Stated task: Reproduce every item below verbatim, line for line, with no changes.

Data lines:
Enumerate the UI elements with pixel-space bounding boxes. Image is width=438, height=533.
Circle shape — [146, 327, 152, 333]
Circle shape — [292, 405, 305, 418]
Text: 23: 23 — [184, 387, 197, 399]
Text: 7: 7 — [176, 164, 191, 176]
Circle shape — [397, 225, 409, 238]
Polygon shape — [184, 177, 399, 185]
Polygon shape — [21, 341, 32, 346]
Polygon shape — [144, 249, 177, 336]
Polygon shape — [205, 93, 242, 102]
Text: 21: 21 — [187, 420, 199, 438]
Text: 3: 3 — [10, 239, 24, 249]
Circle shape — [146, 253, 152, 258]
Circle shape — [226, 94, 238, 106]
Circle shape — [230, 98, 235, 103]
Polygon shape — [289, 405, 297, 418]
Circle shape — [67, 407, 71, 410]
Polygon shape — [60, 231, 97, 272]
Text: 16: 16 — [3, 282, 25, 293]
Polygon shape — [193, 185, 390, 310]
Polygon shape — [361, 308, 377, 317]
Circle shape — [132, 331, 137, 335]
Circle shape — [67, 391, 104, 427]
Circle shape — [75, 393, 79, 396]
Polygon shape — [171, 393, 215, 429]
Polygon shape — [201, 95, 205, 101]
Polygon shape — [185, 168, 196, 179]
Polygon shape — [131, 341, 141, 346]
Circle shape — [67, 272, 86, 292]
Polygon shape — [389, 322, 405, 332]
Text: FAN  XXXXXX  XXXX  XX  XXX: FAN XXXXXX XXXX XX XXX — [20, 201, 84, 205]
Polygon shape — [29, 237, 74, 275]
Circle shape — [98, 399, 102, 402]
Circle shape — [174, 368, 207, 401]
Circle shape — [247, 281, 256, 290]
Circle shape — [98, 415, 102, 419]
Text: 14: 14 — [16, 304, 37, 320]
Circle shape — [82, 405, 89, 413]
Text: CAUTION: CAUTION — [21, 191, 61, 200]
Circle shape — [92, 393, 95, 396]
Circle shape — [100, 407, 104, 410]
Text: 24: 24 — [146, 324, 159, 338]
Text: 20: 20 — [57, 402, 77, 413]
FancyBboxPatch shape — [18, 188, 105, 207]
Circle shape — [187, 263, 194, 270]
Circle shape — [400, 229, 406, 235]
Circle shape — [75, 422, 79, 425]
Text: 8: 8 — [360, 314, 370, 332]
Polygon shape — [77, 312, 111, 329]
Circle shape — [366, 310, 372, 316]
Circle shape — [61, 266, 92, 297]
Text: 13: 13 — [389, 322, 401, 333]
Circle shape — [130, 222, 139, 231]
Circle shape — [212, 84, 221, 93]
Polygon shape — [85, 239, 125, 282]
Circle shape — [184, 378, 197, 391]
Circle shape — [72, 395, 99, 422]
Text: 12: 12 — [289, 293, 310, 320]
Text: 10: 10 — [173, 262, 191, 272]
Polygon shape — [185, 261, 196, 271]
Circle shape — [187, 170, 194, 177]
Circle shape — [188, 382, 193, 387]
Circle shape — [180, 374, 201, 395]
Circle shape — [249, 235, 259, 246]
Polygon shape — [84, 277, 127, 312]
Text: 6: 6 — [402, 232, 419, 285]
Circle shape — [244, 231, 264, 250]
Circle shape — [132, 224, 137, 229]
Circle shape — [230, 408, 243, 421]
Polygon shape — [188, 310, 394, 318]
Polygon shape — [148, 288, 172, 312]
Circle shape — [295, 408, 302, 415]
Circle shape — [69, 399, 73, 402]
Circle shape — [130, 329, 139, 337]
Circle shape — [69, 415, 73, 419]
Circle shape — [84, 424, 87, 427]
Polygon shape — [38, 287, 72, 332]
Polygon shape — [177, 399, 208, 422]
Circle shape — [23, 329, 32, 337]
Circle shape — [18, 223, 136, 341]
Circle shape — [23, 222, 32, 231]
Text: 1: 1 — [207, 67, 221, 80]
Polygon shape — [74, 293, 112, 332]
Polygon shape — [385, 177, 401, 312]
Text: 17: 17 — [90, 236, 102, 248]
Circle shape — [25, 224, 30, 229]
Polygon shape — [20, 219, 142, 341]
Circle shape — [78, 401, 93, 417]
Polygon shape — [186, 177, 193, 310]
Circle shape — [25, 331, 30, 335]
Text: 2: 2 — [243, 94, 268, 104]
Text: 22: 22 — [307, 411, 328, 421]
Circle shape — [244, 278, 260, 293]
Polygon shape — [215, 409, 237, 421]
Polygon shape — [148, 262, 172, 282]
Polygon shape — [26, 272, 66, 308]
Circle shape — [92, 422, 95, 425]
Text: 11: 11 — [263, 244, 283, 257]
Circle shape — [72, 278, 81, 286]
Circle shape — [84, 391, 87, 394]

Response below:
Enumerate the UI elements with pixel-space bounding boxes. Image is width=438, height=533.
Circle shape — [146, 327, 152, 333]
Circle shape — [292, 405, 305, 418]
Text: 23: 23 — [184, 387, 197, 399]
Text: 7: 7 — [176, 164, 191, 176]
Circle shape — [397, 225, 409, 238]
Polygon shape — [184, 177, 399, 185]
Polygon shape — [21, 341, 32, 346]
Polygon shape — [144, 249, 177, 336]
Polygon shape — [205, 93, 242, 102]
Text: 21: 21 — [187, 420, 199, 438]
Text: 3: 3 — [10, 239, 24, 249]
Circle shape — [146, 253, 152, 258]
Circle shape — [226, 94, 238, 106]
Circle shape — [230, 98, 235, 103]
Polygon shape — [289, 405, 297, 418]
Circle shape — [67, 407, 71, 410]
Polygon shape — [60, 231, 97, 272]
Text: 16: 16 — [3, 282, 25, 293]
Polygon shape — [193, 185, 390, 310]
Polygon shape — [361, 308, 377, 317]
Circle shape — [132, 331, 137, 335]
Circle shape — [67, 391, 104, 427]
Circle shape — [75, 393, 79, 396]
Polygon shape — [171, 393, 215, 429]
Polygon shape — [201, 95, 205, 101]
Polygon shape — [185, 168, 196, 179]
Polygon shape — [131, 341, 141, 346]
Circle shape — [67, 272, 86, 292]
Polygon shape — [389, 322, 405, 332]
Text: FAN  XXXXXX  XXXX  XX  XXX: FAN XXXXXX XXXX XX XXX — [20, 201, 84, 205]
Polygon shape — [29, 237, 74, 275]
Circle shape — [98, 399, 102, 402]
Circle shape — [174, 368, 207, 401]
Circle shape — [247, 281, 256, 290]
Circle shape — [98, 415, 102, 419]
Text: 14: 14 — [16, 304, 37, 320]
Circle shape — [82, 405, 89, 413]
Text: CAUTION: CAUTION — [21, 191, 61, 200]
Circle shape — [92, 393, 95, 396]
Circle shape — [100, 407, 104, 410]
Text: 24: 24 — [146, 324, 159, 338]
Text: 20: 20 — [57, 402, 77, 413]
FancyBboxPatch shape — [18, 188, 105, 207]
Circle shape — [187, 263, 194, 270]
Circle shape — [400, 229, 406, 235]
Circle shape — [75, 422, 79, 425]
Text: 8: 8 — [360, 314, 370, 332]
Polygon shape — [77, 312, 111, 329]
Circle shape — [366, 310, 372, 316]
Circle shape — [61, 266, 92, 297]
Text: 13: 13 — [389, 322, 401, 333]
Circle shape — [130, 222, 139, 231]
Circle shape — [212, 84, 221, 93]
Polygon shape — [85, 239, 125, 282]
Circle shape — [184, 378, 197, 391]
Circle shape — [72, 395, 99, 422]
Text: 12: 12 — [289, 293, 310, 320]
Text: 10: 10 — [173, 262, 191, 272]
Polygon shape — [185, 261, 196, 271]
Circle shape — [187, 170, 194, 177]
Circle shape — [188, 382, 193, 387]
Circle shape — [180, 374, 201, 395]
Circle shape — [249, 235, 259, 246]
Polygon shape — [84, 277, 127, 312]
Text: 6: 6 — [402, 232, 419, 285]
Circle shape — [244, 231, 264, 250]
Circle shape — [132, 224, 137, 229]
Circle shape — [230, 408, 243, 421]
Polygon shape — [188, 310, 394, 318]
Polygon shape — [148, 288, 172, 312]
Circle shape — [295, 408, 302, 415]
Circle shape — [69, 399, 73, 402]
Circle shape — [130, 329, 139, 337]
Circle shape — [69, 415, 73, 419]
Circle shape — [84, 424, 87, 427]
Polygon shape — [38, 287, 72, 332]
Polygon shape — [177, 399, 208, 422]
Circle shape — [23, 329, 32, 337]
Circle shape — [18, 223, 136, 341]
Circle shape — [23, 222, 32, 231]
Text: 1: 1 — [207, 67, 221, 80]
Polygon shape — [74, 293, 112, 332]
Polygon shape — [385, 177, 401, 312]
Text: 17: 17 — [90, 236, 102, 248]
Circle shape — [25, 224, 30, 229]
Polygon shape — [20, 219, 142, 341]
Circle shape — [78, 401, 93, 417]
Polygon shape — [186, 177, 193, 310]
Circle shape — [25, 331, 30, 335]
Text: 2: 2 — [243, 94, 268, 104]
Text: 22: 22 — [307, 411, 328, 421]
Circle shape — [244, 278, 260, 293]
Polygon shape — [215, 409, 237, 421]
Polygon shape — [148, 262, 172, 282]
Polygon shape — [26, 272, 66, 308]
Circle shape — [92, 422, 95, 425]
Text: 11: 11 — [263, 244, 283, 257]
Circle shape — [72, 278, 81, 286]
Circle shape — [84, 391, 87, 394]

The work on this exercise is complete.